_Provided data:_

◆ ◆ ◆

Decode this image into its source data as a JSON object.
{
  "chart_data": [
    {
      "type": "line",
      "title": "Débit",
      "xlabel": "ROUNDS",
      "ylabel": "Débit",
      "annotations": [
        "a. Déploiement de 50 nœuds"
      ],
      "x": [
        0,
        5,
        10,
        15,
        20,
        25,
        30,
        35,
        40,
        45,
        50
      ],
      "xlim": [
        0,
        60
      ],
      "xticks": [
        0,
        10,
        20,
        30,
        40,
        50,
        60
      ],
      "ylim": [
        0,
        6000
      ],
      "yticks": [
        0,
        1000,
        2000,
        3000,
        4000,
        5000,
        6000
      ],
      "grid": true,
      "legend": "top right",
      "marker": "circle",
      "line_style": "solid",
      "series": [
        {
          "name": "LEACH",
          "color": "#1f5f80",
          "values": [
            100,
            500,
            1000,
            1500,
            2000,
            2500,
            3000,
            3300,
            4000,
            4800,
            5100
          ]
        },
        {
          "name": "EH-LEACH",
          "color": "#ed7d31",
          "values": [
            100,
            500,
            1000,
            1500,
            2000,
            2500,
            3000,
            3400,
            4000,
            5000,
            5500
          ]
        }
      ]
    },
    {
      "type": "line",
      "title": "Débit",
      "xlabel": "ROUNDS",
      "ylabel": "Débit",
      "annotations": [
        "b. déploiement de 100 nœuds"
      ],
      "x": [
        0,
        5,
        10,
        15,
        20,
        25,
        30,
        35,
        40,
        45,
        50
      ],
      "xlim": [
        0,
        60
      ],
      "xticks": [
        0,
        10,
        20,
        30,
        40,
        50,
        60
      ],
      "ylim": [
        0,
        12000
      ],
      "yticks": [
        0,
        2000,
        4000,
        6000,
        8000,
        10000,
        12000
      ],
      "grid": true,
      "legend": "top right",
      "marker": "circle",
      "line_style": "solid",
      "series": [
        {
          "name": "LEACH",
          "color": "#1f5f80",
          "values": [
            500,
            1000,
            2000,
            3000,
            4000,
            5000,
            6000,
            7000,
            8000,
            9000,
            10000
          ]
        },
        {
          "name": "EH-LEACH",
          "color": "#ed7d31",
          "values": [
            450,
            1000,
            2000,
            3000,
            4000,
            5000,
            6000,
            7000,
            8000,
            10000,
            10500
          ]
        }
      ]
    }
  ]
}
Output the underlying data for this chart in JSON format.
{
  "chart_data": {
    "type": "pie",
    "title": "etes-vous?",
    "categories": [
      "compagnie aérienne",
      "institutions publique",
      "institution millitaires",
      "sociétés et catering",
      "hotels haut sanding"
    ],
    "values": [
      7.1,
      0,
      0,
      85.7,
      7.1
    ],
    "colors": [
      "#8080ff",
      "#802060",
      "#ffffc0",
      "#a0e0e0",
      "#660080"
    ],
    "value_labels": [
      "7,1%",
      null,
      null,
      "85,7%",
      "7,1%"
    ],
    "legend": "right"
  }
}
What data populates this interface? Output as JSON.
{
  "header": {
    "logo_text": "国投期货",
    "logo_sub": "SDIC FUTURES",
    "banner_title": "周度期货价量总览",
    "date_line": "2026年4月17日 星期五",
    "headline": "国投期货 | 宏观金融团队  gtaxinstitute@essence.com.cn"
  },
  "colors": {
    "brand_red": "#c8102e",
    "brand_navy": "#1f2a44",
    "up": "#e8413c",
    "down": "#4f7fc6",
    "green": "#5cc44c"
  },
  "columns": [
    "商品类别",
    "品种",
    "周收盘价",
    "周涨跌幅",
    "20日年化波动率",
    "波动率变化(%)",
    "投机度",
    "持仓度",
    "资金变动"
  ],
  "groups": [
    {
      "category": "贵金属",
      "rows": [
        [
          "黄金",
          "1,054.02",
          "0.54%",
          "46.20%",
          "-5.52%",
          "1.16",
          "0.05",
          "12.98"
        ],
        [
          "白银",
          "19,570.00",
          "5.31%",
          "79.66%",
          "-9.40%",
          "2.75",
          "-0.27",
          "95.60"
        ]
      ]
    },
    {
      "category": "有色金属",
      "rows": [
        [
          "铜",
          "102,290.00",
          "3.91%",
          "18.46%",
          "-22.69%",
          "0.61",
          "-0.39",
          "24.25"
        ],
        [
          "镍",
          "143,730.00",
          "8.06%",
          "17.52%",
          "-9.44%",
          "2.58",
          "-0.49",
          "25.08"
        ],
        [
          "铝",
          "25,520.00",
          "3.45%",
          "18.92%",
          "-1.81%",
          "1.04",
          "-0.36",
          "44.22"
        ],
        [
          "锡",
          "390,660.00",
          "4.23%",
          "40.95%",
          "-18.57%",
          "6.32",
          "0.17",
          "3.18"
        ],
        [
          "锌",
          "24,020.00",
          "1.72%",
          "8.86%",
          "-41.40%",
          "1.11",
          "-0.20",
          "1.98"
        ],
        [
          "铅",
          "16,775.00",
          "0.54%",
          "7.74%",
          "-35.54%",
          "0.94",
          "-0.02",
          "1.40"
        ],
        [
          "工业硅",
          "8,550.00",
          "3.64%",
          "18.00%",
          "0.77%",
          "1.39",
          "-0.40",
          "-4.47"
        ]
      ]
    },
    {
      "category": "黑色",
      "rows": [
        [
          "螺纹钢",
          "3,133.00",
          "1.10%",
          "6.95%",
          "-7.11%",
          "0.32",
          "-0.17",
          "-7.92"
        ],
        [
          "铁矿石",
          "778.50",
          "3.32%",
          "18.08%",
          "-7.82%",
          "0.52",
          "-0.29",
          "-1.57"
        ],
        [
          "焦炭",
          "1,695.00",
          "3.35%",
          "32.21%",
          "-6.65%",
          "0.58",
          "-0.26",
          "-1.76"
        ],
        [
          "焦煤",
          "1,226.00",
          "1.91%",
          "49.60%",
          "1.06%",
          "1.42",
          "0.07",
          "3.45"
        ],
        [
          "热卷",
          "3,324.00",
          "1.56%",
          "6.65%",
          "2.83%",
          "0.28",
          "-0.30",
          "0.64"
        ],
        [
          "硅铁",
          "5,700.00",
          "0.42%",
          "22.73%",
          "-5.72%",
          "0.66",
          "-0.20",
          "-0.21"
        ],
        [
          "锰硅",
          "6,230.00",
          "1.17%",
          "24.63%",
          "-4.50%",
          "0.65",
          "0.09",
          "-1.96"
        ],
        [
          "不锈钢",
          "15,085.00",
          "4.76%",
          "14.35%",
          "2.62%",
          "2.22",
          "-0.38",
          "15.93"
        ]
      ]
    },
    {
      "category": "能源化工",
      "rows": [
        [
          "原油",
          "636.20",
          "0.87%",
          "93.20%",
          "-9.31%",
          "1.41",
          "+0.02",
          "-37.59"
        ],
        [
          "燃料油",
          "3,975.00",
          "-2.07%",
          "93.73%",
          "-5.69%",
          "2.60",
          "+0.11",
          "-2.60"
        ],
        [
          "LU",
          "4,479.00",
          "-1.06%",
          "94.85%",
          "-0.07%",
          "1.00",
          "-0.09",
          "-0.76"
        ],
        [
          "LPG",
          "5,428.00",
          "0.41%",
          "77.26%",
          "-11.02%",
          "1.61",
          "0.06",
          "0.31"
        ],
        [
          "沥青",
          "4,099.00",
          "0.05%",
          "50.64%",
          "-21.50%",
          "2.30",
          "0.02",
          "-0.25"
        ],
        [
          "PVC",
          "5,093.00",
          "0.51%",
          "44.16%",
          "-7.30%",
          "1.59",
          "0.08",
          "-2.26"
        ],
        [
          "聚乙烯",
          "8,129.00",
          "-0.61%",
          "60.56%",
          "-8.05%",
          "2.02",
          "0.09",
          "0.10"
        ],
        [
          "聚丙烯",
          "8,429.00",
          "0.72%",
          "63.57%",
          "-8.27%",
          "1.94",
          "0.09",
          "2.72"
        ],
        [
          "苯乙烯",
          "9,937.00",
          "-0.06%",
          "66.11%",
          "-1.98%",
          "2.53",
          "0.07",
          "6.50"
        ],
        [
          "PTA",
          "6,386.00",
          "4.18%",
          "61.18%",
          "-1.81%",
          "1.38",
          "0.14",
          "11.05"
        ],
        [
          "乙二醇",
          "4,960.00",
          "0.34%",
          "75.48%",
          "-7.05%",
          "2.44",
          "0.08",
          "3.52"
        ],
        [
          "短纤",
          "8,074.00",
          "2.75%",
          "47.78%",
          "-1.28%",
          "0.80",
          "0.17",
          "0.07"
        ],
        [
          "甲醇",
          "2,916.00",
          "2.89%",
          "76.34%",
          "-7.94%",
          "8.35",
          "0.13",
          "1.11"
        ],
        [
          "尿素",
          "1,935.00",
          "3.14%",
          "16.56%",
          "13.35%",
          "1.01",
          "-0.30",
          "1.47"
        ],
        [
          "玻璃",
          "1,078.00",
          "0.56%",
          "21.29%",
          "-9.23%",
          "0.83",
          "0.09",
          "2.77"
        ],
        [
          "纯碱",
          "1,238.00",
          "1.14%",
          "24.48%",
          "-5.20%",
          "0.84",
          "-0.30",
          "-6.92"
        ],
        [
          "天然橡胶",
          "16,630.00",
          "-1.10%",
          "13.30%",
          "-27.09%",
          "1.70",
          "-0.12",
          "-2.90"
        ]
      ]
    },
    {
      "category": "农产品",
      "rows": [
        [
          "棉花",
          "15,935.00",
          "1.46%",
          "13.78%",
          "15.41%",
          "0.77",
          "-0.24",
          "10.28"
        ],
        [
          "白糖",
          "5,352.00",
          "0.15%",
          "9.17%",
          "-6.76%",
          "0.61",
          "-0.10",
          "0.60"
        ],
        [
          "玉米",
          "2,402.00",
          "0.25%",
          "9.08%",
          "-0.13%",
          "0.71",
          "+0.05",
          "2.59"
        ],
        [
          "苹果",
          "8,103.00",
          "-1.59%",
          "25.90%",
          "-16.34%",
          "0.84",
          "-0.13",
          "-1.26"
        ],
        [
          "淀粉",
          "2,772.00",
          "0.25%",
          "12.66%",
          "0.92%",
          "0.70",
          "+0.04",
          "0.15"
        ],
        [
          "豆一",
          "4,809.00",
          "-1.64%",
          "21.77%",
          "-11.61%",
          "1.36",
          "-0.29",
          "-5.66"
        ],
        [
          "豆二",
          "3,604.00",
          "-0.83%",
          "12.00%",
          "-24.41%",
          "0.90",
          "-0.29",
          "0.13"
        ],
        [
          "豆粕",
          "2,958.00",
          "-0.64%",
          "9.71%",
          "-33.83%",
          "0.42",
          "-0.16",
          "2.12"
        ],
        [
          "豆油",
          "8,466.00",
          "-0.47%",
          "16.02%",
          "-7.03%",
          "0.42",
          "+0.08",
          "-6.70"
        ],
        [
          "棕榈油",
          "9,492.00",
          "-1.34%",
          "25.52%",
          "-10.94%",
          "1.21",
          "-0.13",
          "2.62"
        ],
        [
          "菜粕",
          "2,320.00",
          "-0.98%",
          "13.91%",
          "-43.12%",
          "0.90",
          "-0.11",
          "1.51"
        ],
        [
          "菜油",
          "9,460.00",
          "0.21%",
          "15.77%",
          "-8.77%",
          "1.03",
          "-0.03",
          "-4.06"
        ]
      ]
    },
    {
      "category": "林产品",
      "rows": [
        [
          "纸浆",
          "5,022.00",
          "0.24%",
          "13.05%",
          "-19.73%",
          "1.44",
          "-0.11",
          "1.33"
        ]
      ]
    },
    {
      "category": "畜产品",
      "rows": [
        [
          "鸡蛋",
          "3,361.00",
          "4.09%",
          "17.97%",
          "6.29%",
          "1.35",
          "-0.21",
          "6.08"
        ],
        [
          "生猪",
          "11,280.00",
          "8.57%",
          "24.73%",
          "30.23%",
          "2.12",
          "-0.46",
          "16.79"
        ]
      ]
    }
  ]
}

◆ ◆ ◆

_Set exercise:_
Gather each line from the entries above that includes the word "this".

_Written reply:_
Decode this image into its source data as a JSON object.
Output the underlying data for this chart in JSON format.
What data populates this interface? Output as JSON.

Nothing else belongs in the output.